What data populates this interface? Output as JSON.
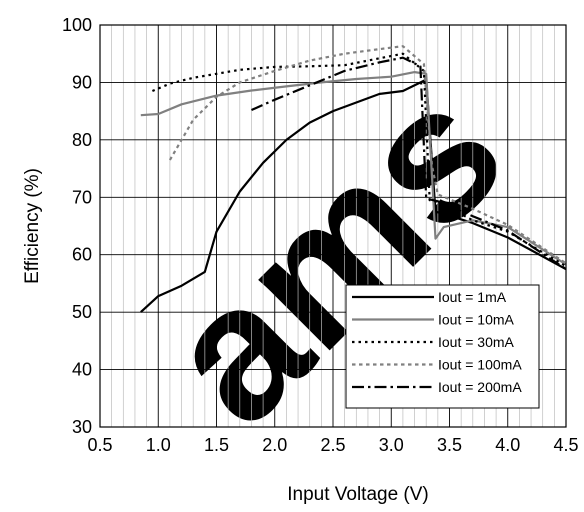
{
  "chart_data": {
    "type": "line",
    "title": "",
    "xlabel": "Input Voltage (V)",
    "ylabel": "Efficiency (%)",
    "xlim": [
      0.5,
      4.5
    ],
    "ylim": [
      30,
      100
    ],
    "xticks": [
      "0.5",
      "1.0",
      "1.5",
      "2.0",
      "2.5",
      "3.0",
      "3.5",
      "4.0",
      "4.5"
    ],
    "yticks": [
      "30",
      "40",
      "50",
      "60",
      "70",
      "80",
      "90",
      "100"
    ],
    "grid": true,
    "legend_position": "bottom-right",
    "watermark": "ams",
    "series": [
      {
        "name": "Iout = 1mA",
        "color": "#000000",
        "dash": "solid",
        "x": [
          0.85,
          1.0,
          1.2,
          1.4,
          1.5,
          1.7,
          1.9,
          2.1,
          2.3,
          2.5,
          2.7,
          2.9,
          3.1,
          3.3,
          3.38,
          3.5,
          3.7,
          4.0,
          4.5
        ],
        "y": [
          50,
          52.8,
          54.6,
          57,
          64,
          71,
          76,
          80,
          83,
          85,
          86.5,
          88,
          88.5,
          90.5,
          67.5,
          66.8,
          65.5,
          63,
          57.5
        ]
      },
      {
        "name": "Iout = 10mA",
        "color": "#808080",
        "dash": "solid",
        "x": [
          0.85,
          1.0,
          1.2,
          1.5,
          1.8,
          2.1,
          2.4,
          2.7,
          3.0,
          3.2,
          3.3,
          3.38,
          3.45,
          3.7,
          4.0,
          4.5
        ],
        "y": [
          84.3,
          84.5,
          86.2,
          87.7,
          88.6,
          89.3,
          90,
          90.6,
          91,
          91.8,
          91.5,
          62.8,
          64.8,
          66,
          64.8,
          58.3
        ]
      },
      {
        "name": "Iout = 30mA",
        "color": "#000000",
        "dash": "dot",
        "x": [
          0.95,
          1.1,
          1.3,
          1.5,
          1.7,
          2.0,
          2.3,
          2.6,
          2.9,
          3.1,
          3.28,
          3.33,
          3.4,
          3.7,
          4.0,
          4.5
        ],
        "y": [
          88.5,
          89.8,
          90.8,
          91.5,
          92.2,
          92.7,
          92.8,
          93,
          94.2,
          95,
          92,
          69.5,
          69.2,
          66,
          64,
          58
        ]
      },
      {
        "name": "Iout = 100mA",
        "color": "#808080",
        "dash": "shortdash",
        "x": [
          1.1,
          1.3,
          1.5,
          1.7,
          2.0,
          2.3,
          2.6,
          2.9,
          3.1,
          3.28,
          3.35,
          3.4,
          3.7,
          4.0,
          4.5
        ],
        "y": [
          76.5,
          83.5,
          87.5,
          90,
          92,
          93.8,
          95,
          95.8,
          96.3,
          93.2,
          75.5,
          70.5,
          68,
          65.2,
          58.5
        ]
      },
      {
        "name": "Iout = 200mA",
        "color": "#000000",
        "dash": "dashdot",
        "x": [
          1.8,
          2.0,
          2.3,
          2.6,
          2.9,
          3.1,
          3.25,
          3.3,
          3.4,
          3.7,
          4.0,
          4.5
        ],
        "y": [
          85.2,
          87,
          89.5,
          92,
          93.5,
          94.3,
          92.8,
          69.8,
          69.3,
          66.7,
          64.2,
          57.5
        ]
      }
    ]
  }
}
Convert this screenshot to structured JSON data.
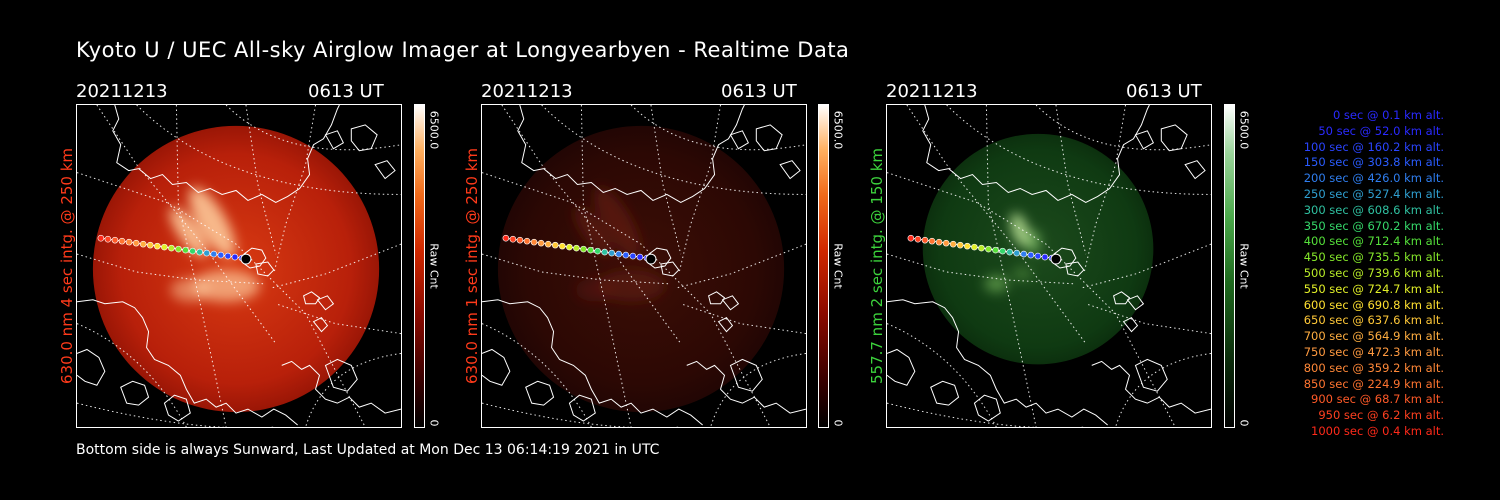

**Challenge:** Write out the entries again, exactly as given, skipping any images.

**Final result:**
What data populates this interface? Output as JSON.
{
  "chart_data": {
    "type": "line",
    "title": "",
    "xlabel": "Input Voltage (V)",
    "ylabel": "Efficiency (%)",
    "xlim": [
      0.5,
      4.5
    ],
    "ylim": [
      30,
      100
    ],
    "xticks": [
      "0.5",
      "1.0",
      "1.5",
      "2.0",
      "2.5",
      "3.0",
      "3.5",
      "4.0",
      "4.5"
    ],
    "yticks": [
      "30",
      "40",
      "50",
      "60",
      "70",
      "80",
      "90",
      "100"
    ],
    "grid": true,
    "legend_position": "bottom-right",
    "watermark": "ams",
    "series": [
      {
        "name": "Iout = 1mA",
        "color": "#000000",
        "dash": "solid",
        "x": [
          0.85,
          1.0,
          1.2,
          1.4,
          1.5,
          1.7,
          1.9,
          2.1,
          2.3,
          2.5,
          2.7,
          2.9,
          3.1,
          3.3,
          3.38,
          3.5,
          3.7,
          4.0,
          4.5
        ],
        "y": [
          50,
          52.8,
          54.6,
          57,
          64,
          71,
          76,
          80,
          83,
          85,
          86.5,
          88,
          88.5,
          90.5,
          67.5,
          66.8,
          65.5,
          63,
          57.5
        ]
      },
      {
        "name": "Iout = 10mA",
        "color": "#808080",
        "dash": "solid",
        "x": [
          0.85,
          1.0,
          1.2,
          1.5,
          1.8,
          2.1,
          2.4,
          2.7,
          3.0,
          3.2,
          3.3,
          3.38,
          3.45,
          3.7,
          4.0,
          4.5
        ],
        "y": [
          84.3,
          84.5,
          86.2,
          87.7,
          88.6,
          89.3,
          90,
          90.6,
          91,
          91.8,
          91.5,
          62.8,
          64.8,
          66,
          64.8,
          58.3
        ]
      },
      {
        "name": "Iout = 30mA",
        "color": "#000000",
        "dash": "dot",
        "x": [
          0.95,
          1.1,
          1.3,
          1.5,
          1.7,
          2.0,
          2.3,
          2.6,
          2.9,
          3.1,
          3.28,
          3.33,
          3.4,
          3.7,
          4.0,
          4.5
        ],
        "y": [
          88.5,
          89.8,
          90.8,
          91.5,
          92.2,
          92.7,
          92.8,
          93,
          94.2,
          95,
          92,
          69.5,
          69.2,
          66,
          64,
          58
        ]
      },
      {
        "name": "Iout = 100mA",
        "color": "#808080",
        "dash": "shortdash",
        "x": [
          1.1,
          1.3,
          1.5,
          1.7,
          2.0,
          2.3,
          2.6,
          2.9,
          3.1,
          3.28,
          3.35,
          3.4,
          3.7,
          4.0,
          4.5
        ],
        "y": [
          76.5,
          83.5,
          87.5,
          90,
          92,
          93.8,
          95,
          95.8,
          96.3,
          93.2,
          75.5,
          70.5,
          68,
          65.2,
          58.5
        ]
      },
      {
        "name": "Iout = 200mA",
        "color": "#000000",
        "dash": "dashdot",
        "x": [
          1.8,
          2.0,
          2.3,
          2.6,
          2.9,
          3.1,
          3.25,
          3.3,
          3.4,
          3.7,
          4.0,
          4.5
        ],
        "y": [
          85.2,
          87,
          89.5,
          92,
          93.5,
          94.3,
          92.8,
          69.8,
          69.3,
          66.7,
          64.2,
          57.5
        ]
      }
    ]
  }
}
Convert this screenshot to structured JSON data.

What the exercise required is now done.